## REQUIRED TASK
Find how many lines in the material contain "etwas"; your answer should be that number alone.

[BEGIN]

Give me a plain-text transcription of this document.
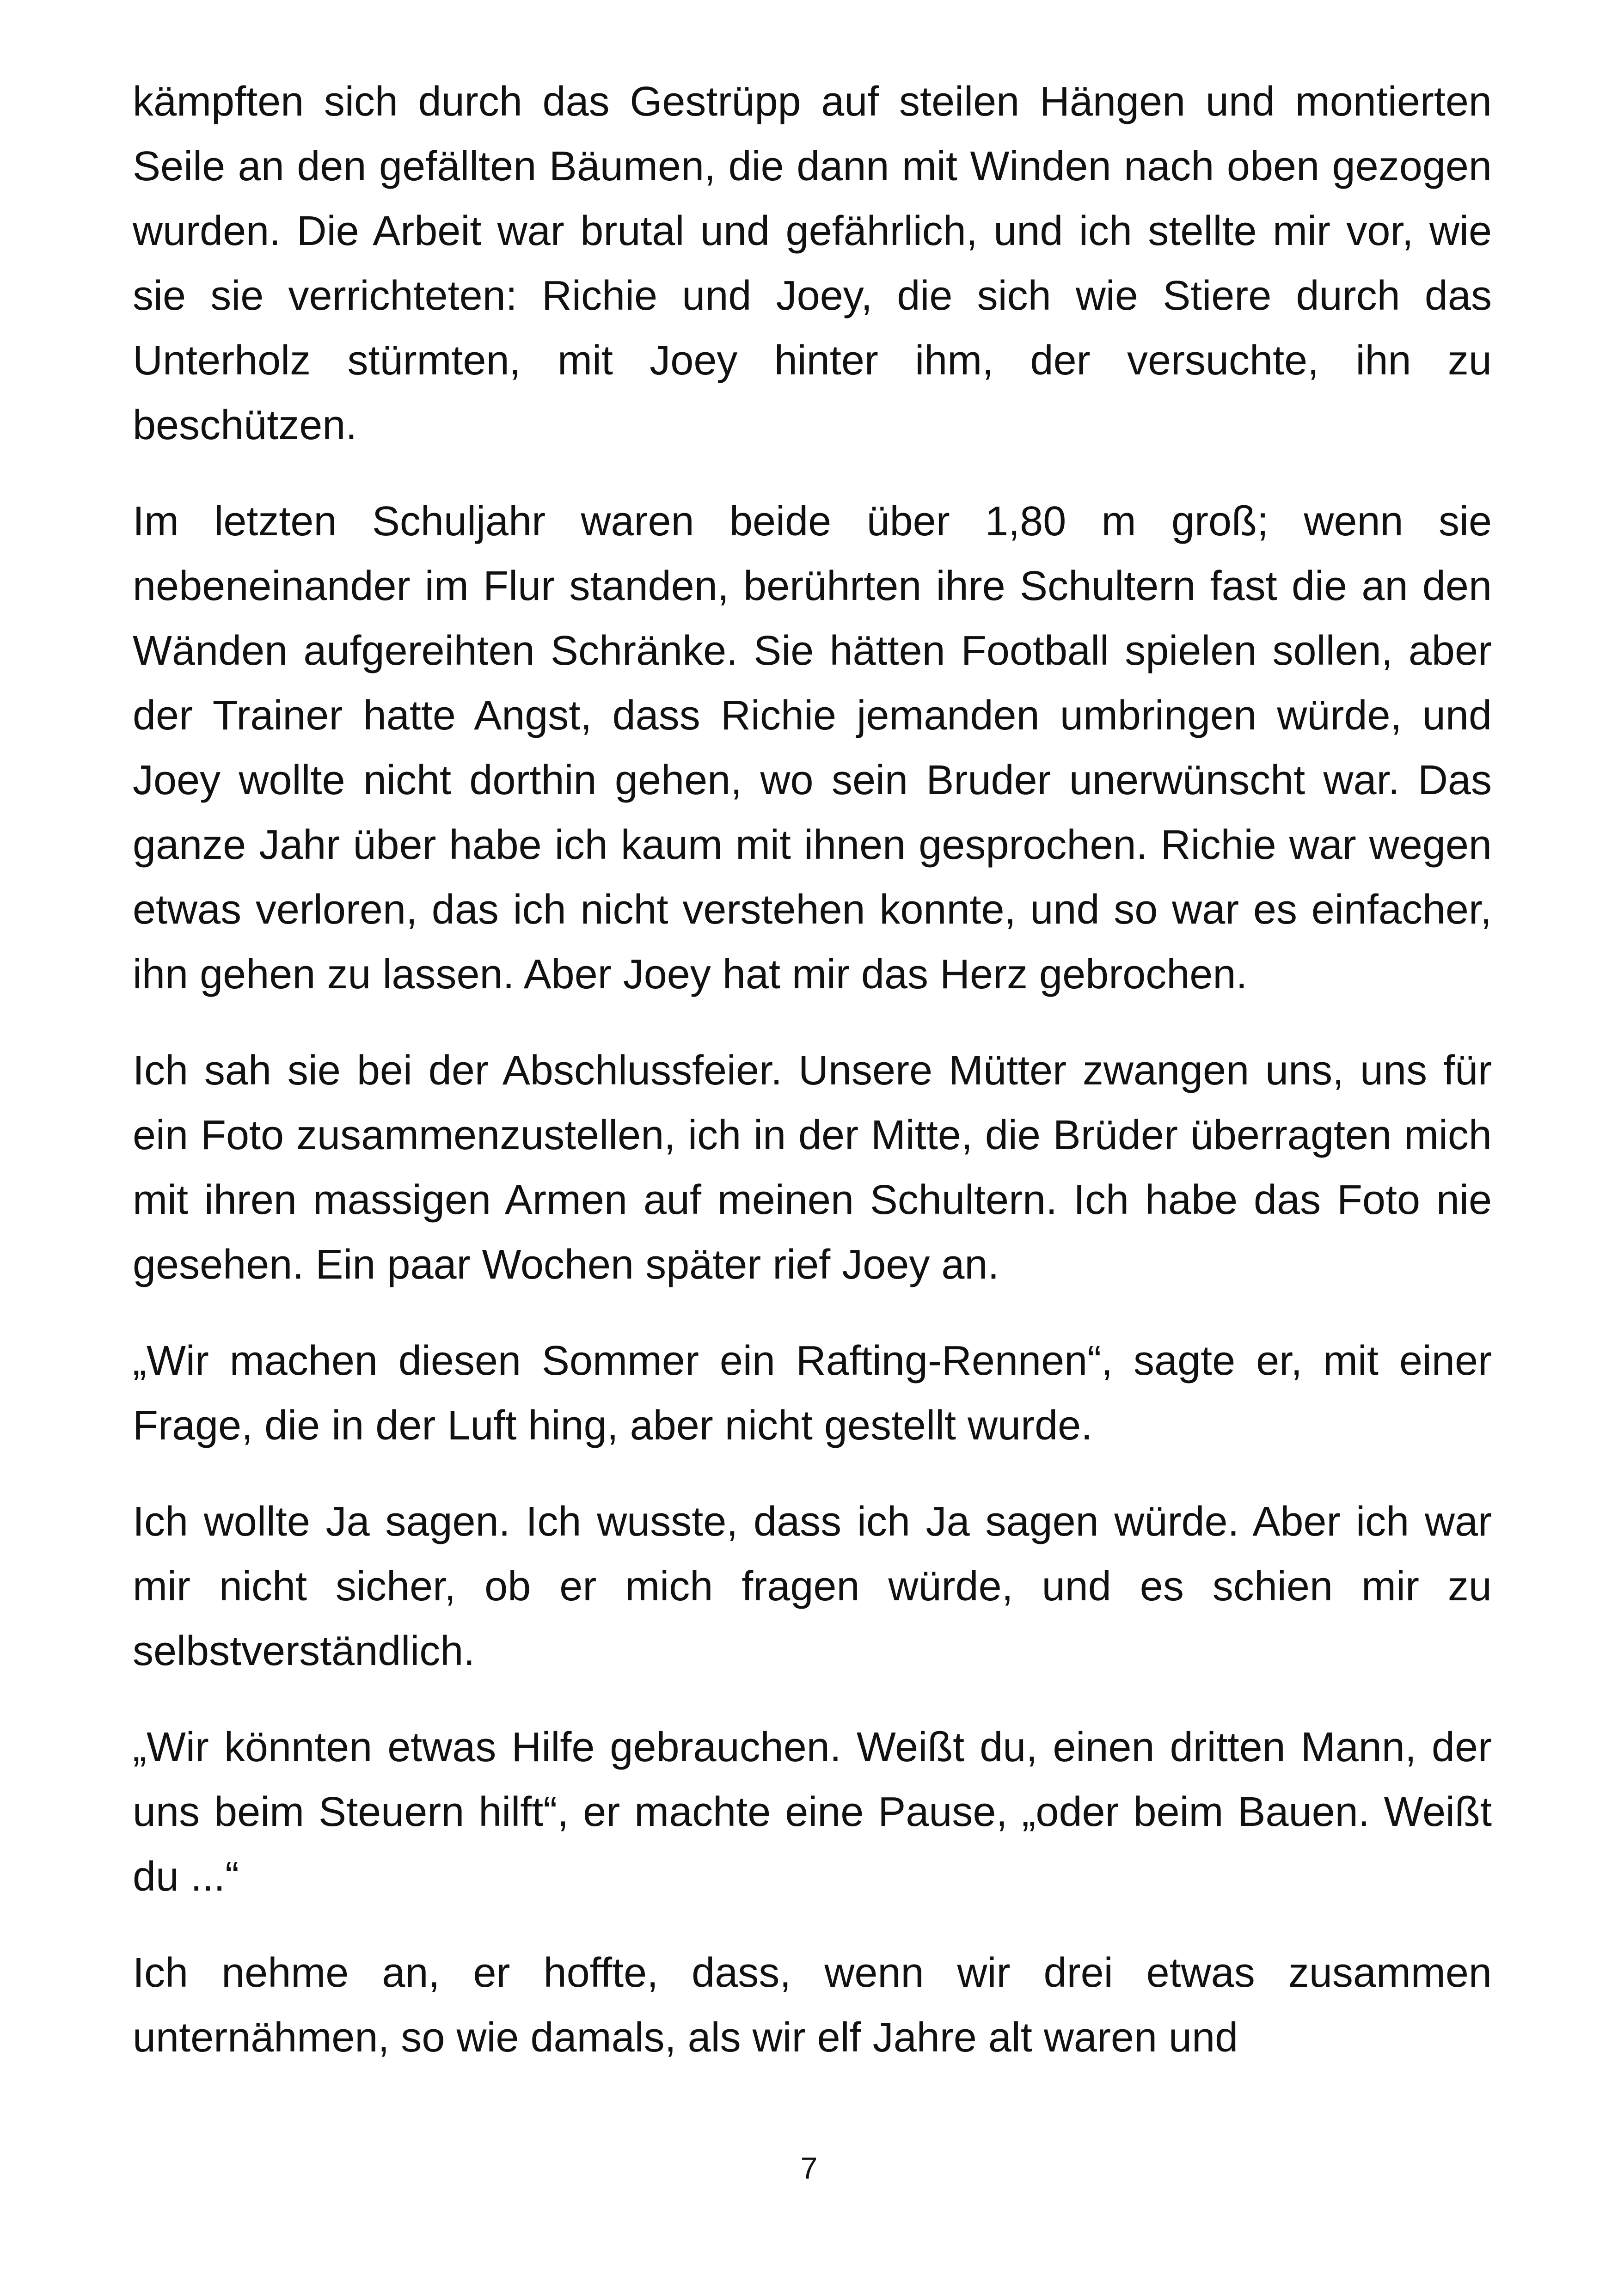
kämpften sich durch das Gestrüpp auf steilen Hängen und montierten Seile an den gefällten Bäumen, die dann mit Winden nach oben gezogen wurden. Die Arbeit war brutal und gefährlich, und ich stellte mir vor, wie sie sie verrichteten: Richie und Joey, die sich wie Stiere durch das Unterholz stürmten, mit Joey hinter ihm, der versuchte, ihn zu beschützen.

Im letzten Schuljahr waren beide über 1,80 m groß; wenn sie nebeneinander im Flur standen, berührten ihre Schultern fast die an den Wänden aufgereihten Schränke. Sie hätten Football spielen sollen, aber der Trainer hatte Angst, dass Richie jemanden umbringen würde, und Joey wollte nicht dorthin gehen, wo sein Bruder unerwünscht war. Das ganze Jahr über habe ich kaum mit ihnen gesprochen. Richie war wegen etwas verloren, das ich nicht verstehen konnte, und so war es einfacher, ihn gehen zu lassen. Aber Joey hat mir das Herz gebrochen.

Ich sah sie bei der Abschlussfeier. Unsere Mütter zwangen uns, uns für ein Foto zusammenzustellen, ich in der Mitte, die Brüder überragten mich mit ihren massigen Armen auf meinen Schultern. Ich habe das Foto nie gesehen. Ein paar Wochen später rief Joey an.

„Wir machen diesen Sommer ein Rafting-Rennen“, sagte er, mit einer Frage, die in der Luft hing, aber nicht gestellt wurde.

Ich wollte Ja sagen. Ich wusste, dass ich Ja sagen würde. Aber ich war mir nicht sicher, ob er mich fragen würde, und es schien mir zu selbstverständlich.

„Wir könnten etwas Hilfe gebrauchen. Weißt du, einen dritten Mann, der uns beim Steuern hilft“, er machte eine Pause, „oder beim Bauen. Weißt du ...“

Ich nehme an, er hoffte, dass, wenn wir drei etwas zusammen unternähmen, so wie damals, als wir elf Jahre alt waren und

7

[END]

## SOLUTION TO THIS PROBLEM
3